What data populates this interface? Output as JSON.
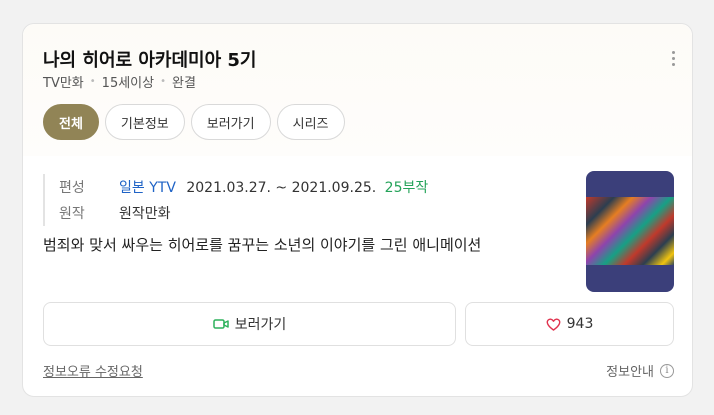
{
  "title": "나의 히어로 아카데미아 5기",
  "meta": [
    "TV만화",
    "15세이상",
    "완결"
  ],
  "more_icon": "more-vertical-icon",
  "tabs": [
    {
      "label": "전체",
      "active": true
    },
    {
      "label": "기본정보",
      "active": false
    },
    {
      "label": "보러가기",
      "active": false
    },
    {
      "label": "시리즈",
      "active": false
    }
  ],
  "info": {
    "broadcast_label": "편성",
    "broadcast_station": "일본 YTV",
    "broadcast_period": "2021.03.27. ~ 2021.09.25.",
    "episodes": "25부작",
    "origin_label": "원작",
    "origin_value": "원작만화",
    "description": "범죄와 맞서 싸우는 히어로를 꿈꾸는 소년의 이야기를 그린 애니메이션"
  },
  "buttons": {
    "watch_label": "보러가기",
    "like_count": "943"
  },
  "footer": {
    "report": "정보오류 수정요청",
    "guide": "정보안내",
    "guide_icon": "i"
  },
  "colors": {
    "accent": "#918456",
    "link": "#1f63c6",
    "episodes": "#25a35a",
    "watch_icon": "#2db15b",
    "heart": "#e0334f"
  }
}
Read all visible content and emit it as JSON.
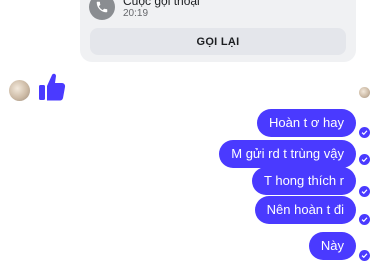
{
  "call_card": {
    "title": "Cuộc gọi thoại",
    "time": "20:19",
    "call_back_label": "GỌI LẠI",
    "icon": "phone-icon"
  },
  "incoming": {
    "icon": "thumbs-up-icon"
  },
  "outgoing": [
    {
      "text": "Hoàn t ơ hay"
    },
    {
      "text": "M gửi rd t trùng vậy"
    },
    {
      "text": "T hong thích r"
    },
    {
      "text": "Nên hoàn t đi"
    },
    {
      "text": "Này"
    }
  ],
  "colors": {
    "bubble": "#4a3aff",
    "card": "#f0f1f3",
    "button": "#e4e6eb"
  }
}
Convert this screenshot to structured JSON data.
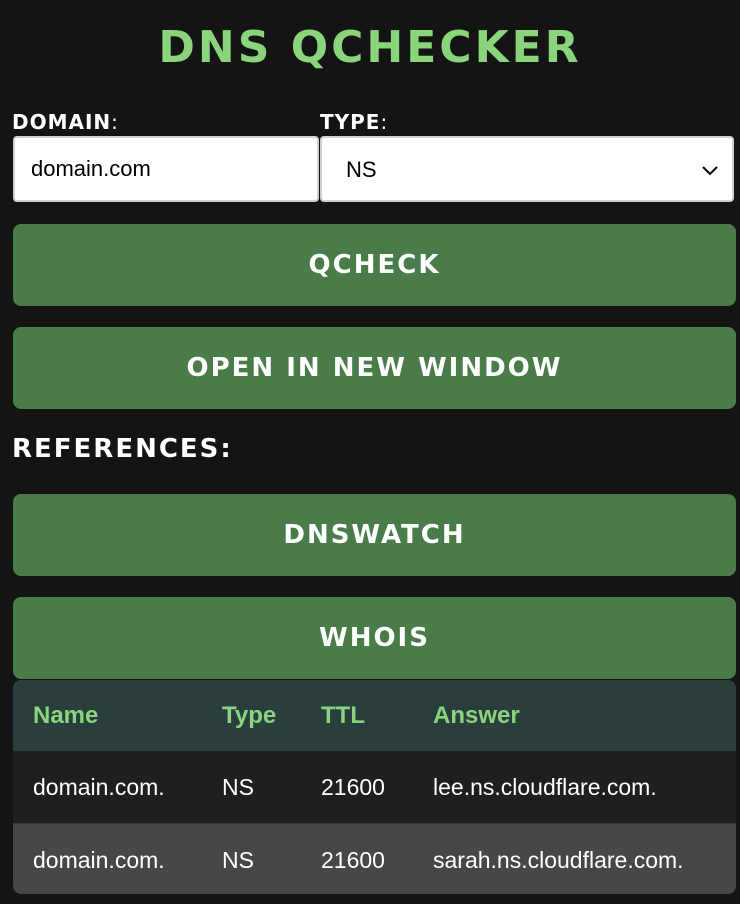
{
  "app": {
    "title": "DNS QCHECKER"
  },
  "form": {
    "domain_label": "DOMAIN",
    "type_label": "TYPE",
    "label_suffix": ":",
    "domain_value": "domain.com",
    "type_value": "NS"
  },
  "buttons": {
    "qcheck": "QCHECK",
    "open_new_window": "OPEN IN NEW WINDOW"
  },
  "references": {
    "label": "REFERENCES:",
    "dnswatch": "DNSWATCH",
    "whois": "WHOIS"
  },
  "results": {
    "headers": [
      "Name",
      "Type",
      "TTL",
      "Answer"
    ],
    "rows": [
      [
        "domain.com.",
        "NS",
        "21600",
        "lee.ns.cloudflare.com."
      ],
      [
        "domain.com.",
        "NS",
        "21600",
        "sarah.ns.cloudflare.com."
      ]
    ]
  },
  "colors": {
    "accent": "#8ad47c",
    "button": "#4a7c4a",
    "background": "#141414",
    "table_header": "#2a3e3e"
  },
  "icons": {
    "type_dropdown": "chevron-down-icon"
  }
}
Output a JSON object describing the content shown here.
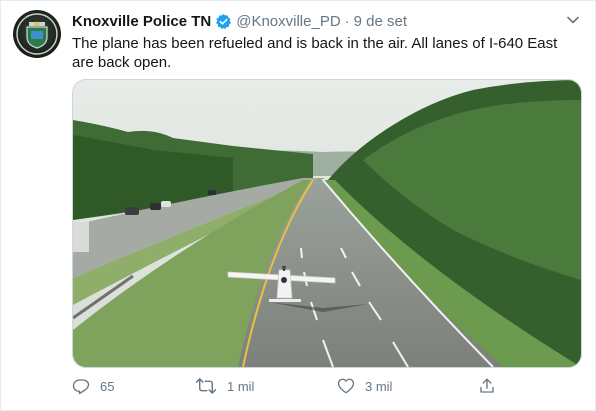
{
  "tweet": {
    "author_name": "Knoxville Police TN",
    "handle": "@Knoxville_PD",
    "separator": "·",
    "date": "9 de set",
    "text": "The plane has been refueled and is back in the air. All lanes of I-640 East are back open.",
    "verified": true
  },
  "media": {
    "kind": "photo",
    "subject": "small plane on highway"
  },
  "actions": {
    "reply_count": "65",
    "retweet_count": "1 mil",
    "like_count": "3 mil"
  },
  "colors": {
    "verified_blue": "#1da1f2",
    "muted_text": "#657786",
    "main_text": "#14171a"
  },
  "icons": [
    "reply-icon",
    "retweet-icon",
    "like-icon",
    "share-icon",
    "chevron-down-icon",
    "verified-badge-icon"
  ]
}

### Challenge
Write out the whole listing exactly, and drop the pictures.

### Exercise response
What data populates this interface? Output as JSON.
{
  "title": "나의 히어로 아카데미아 5기",
  "meta": [
    "TV만화",
    "15세이상",
    "완결"
  ],
  "more_icon": "more-vertical-icon",
  "tabs": [
    {
      "label": "전체",
      "active": true
    },
    {
      "label": "기본정보",
      "active": false
    },
    {
      "label": "보러가기",
      "active": false
    },
    {
      "label": "시리즈",
      "active": false
    }
  ],
  "info": {
    "broadcast_label": "편성",
    "broadcast_station": "일본 YTV",
    "broadcast_period": "2021.03.27. ~ 2021.09.25.",
    "episodes": "25부작",
    "origin_label": "원작",
    "origin_value": "원작만화",
    "description": "범죄와 맞서 싸우는 히어로를 꿈꾸는 소년의 이야기를 그린 애니메이션"
  },
  "buttons": {
    "watch_label": "보러가기",
    "like_count": "943"
  },
  "footer": {
    "report": "정보오류 수정요청",
    "guide": "정보안내",
    "guide_icon": "i"
  },
  "colors": {
    "accent": "#918456",
    "link": "#1f63c6",
    "episodes": "#25a35a",
    "watch_icon": "#2db15b",
    "heart": "#e0334f"
  }
}
Read all visible content and emit it as JSON.
{
  "call_card": {
    "title": "Cuộc gọi thoại",
    "time": "20:19",
    "call_back_label": "GỌI LẠI",
    "icon": "phone-icon"
  },
  "incoming": {
    "icon": "thumbs-up-icon"
  },
  "outgoing": [
    {
      "text": "Hoàn t ơ hay"
    },
    {
      "text": "M gửi rd t trùng vậy"
    },
    {
      "text": "T hong thích r"
    },
    {
      "text": "Nên hoàn t đi"
    },
    {
      "text": "Này"
    }
  ],
  "colors": {
    "bubble": "#4a3aff",
    "card": "#f0f1f3",
    "button": "#e4e6eb"
  }
}
Convert this screenshot to structured JSON data.
{
  "app": {
    "title": "DNS QCHECKER"
  },
  "form": {
    "domain_label": "DOMAIN",
    "type_label": "TYPE",
    "label_suffix": ":",
    "domain_value": "domain.com",
    "type_value": "NS"
  },
  "buttons": {
    "qcheck": "QCHECK",
    "open_new_window": "OPEN IN NEW WINDOW"
  },
  "references": {
    "label": "REFERENCES:",
    "dnswatch": "DNSWATCH",
    "whois": "WHOIS"
  },
  "results": {
    "headers": [
      "Name",
      "Type",
      "TTL",
      "Answer"
    ],
    "rows": [
      [
        "domain.com.",
        "NS",
        "21600",
        "lee.ns.cloudflare.com."
      ],
      [
        "domain.com.",
        "NS",
        "21600",
        "sarah.ns.cloudflare.com."
      ]
    ]
  },
  "colors": {
    "accent": "#8ad47c",
    "button": "#4a7c4a",
    "background": "#141414",
    "table_header": "#2a3e3e"
  },
  "icons": {
    "type_dropdown": "chevron-down-icon"
  }
}
Output a JSON object describing the content shown here.
{
  "tweet": {
    "author_name": "Knoxville Police TN",
    "handle": "@Knoxville_PD",
    "separator": "·",
    "date": "9 de set",
    "text": "The plane has been refueled and is back in the air. All lanes of I-640 East are back open.",
    "verified": true
  },
  "media": {
    "kind": "photo",
    "subject": "small plane on highway"
  },
  "actions": {
    "reply_count": "65",
    "retweet_count": "1 mil",
    "like_count": "3 mil"
  },
  "colors": {
    "verified_blue": "#1da1f2",
    "muted_text": "#657786",
    "main_text": "#14171a"
  },
  "icons": [
    "reply-icon",
    "retweet-icon",
    "like-icon",
    "share-icon",
    "chevron-down-icon",
    "verified-badge-icon"
  ]
}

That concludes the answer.